- Given exercise:
Go through the records line by line and work out how many lines hold the word "advanced". Answer with the number only.
─── Exercise input
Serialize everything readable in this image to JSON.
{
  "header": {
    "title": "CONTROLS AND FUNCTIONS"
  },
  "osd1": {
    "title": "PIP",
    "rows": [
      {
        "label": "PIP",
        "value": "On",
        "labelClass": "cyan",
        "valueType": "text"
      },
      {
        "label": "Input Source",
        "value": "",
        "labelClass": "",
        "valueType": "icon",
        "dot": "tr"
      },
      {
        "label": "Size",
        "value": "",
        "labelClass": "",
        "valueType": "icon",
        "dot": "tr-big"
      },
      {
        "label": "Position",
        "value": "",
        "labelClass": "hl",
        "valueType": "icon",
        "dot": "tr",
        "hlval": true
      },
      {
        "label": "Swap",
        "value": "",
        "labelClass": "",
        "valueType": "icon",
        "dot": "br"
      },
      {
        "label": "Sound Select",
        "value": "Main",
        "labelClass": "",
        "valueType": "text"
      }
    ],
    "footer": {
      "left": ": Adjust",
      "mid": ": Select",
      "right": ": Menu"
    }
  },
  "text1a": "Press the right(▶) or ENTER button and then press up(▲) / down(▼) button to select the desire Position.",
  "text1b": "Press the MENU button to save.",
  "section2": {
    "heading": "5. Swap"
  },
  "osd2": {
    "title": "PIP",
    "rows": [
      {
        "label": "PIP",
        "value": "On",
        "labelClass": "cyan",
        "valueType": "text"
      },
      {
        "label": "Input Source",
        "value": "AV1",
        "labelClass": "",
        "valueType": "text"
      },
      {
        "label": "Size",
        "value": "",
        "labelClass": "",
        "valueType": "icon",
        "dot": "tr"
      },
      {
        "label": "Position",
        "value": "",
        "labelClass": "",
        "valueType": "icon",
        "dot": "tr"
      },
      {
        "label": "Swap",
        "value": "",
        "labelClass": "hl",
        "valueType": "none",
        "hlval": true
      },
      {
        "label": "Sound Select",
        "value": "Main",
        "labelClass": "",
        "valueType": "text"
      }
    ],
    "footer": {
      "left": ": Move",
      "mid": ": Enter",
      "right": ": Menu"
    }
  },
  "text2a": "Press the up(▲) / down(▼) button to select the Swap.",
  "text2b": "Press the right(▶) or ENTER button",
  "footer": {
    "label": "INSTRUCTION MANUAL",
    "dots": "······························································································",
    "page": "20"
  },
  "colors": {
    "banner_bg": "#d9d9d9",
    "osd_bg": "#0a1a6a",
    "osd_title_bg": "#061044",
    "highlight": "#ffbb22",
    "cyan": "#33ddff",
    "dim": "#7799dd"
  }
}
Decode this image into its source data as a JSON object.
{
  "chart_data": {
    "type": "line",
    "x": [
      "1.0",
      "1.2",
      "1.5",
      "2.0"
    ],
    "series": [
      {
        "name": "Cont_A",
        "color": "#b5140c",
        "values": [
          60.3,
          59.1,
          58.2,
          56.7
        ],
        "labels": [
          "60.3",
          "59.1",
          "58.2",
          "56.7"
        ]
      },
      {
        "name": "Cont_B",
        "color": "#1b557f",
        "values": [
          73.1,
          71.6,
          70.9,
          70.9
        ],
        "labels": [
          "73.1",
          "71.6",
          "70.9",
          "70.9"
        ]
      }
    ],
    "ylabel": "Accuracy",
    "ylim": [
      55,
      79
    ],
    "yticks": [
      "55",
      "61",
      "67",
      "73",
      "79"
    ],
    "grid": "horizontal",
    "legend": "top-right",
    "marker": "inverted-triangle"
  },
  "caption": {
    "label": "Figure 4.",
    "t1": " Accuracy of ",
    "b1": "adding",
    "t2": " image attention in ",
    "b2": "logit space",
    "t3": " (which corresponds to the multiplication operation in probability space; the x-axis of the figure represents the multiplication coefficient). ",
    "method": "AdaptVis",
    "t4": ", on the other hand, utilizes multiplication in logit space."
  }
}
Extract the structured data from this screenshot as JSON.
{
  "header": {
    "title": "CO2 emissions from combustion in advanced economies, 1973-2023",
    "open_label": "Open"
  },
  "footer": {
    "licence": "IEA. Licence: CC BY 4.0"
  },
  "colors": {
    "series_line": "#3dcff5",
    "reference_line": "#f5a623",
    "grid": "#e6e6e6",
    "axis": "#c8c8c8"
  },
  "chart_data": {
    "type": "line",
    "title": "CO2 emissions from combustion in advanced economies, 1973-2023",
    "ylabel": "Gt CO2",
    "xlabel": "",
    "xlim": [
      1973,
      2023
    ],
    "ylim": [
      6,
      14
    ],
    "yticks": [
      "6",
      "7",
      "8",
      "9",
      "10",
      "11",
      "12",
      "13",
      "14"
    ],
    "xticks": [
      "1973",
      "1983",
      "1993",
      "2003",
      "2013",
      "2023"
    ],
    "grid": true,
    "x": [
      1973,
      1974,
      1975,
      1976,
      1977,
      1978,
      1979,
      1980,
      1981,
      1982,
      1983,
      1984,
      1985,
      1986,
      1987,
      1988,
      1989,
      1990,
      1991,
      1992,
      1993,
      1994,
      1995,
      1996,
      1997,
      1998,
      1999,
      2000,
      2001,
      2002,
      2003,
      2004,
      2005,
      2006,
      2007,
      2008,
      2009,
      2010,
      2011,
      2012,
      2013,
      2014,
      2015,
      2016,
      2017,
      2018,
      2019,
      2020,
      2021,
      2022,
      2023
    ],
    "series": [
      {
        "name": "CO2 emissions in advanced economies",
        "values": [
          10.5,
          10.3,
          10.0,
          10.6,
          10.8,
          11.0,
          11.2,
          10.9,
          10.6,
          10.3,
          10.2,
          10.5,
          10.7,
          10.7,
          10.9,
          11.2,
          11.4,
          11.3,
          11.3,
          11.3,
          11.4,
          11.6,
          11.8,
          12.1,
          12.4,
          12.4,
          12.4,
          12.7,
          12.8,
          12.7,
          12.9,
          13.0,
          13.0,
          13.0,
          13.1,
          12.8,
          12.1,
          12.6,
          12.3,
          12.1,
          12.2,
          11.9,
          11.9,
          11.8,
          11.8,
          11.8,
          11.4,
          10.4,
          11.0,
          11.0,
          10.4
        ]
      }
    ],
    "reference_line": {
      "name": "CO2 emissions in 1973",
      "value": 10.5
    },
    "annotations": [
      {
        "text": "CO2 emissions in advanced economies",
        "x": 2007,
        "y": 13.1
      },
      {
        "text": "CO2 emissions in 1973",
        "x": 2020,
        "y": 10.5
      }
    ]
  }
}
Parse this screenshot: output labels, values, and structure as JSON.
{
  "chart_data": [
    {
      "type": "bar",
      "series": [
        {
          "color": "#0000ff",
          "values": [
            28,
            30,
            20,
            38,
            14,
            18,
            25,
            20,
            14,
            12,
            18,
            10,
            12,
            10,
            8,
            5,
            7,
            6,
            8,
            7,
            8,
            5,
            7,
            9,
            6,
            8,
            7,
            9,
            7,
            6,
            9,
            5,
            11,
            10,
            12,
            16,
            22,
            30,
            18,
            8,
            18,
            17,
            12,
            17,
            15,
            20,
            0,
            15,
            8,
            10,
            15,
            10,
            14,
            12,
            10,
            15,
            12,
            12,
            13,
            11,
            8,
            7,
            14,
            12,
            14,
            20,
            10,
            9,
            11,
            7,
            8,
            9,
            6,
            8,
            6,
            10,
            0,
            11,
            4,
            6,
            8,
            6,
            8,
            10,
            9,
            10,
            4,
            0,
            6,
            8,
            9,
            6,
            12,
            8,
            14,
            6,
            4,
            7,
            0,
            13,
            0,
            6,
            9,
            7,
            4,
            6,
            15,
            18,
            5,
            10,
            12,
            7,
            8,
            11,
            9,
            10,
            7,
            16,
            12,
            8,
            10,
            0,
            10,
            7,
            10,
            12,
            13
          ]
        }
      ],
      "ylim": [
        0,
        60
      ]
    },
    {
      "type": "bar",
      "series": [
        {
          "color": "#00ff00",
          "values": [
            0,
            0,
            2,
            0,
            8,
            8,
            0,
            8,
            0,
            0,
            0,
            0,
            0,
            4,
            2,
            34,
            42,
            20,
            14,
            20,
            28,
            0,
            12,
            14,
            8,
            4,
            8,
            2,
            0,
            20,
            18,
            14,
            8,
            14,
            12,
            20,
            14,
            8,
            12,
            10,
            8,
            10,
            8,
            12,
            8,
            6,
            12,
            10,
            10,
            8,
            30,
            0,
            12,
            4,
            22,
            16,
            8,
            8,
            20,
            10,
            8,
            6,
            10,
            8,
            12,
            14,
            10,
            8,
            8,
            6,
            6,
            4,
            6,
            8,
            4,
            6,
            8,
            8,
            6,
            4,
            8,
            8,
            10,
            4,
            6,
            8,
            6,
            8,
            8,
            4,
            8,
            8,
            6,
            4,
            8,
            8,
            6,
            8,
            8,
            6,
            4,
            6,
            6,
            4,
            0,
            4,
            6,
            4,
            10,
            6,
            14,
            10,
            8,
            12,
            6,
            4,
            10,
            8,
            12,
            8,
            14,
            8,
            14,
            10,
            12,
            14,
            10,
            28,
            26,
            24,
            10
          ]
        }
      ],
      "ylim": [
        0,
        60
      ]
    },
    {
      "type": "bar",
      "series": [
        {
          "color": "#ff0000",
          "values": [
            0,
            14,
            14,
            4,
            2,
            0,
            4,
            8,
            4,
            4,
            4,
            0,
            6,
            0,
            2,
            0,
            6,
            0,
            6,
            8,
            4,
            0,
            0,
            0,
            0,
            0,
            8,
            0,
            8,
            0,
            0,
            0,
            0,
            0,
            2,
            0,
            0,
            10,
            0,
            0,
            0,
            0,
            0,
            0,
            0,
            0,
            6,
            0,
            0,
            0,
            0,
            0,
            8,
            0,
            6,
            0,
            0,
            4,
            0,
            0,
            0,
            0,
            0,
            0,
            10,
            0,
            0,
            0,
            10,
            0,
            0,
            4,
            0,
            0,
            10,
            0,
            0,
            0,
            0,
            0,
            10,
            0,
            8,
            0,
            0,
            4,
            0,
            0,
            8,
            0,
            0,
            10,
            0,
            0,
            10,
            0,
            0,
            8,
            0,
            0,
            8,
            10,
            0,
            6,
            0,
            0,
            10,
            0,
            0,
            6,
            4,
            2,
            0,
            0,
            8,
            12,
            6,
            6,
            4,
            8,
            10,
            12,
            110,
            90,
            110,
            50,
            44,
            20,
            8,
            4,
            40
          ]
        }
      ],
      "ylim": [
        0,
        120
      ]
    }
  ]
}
──────
- Result of this task:
4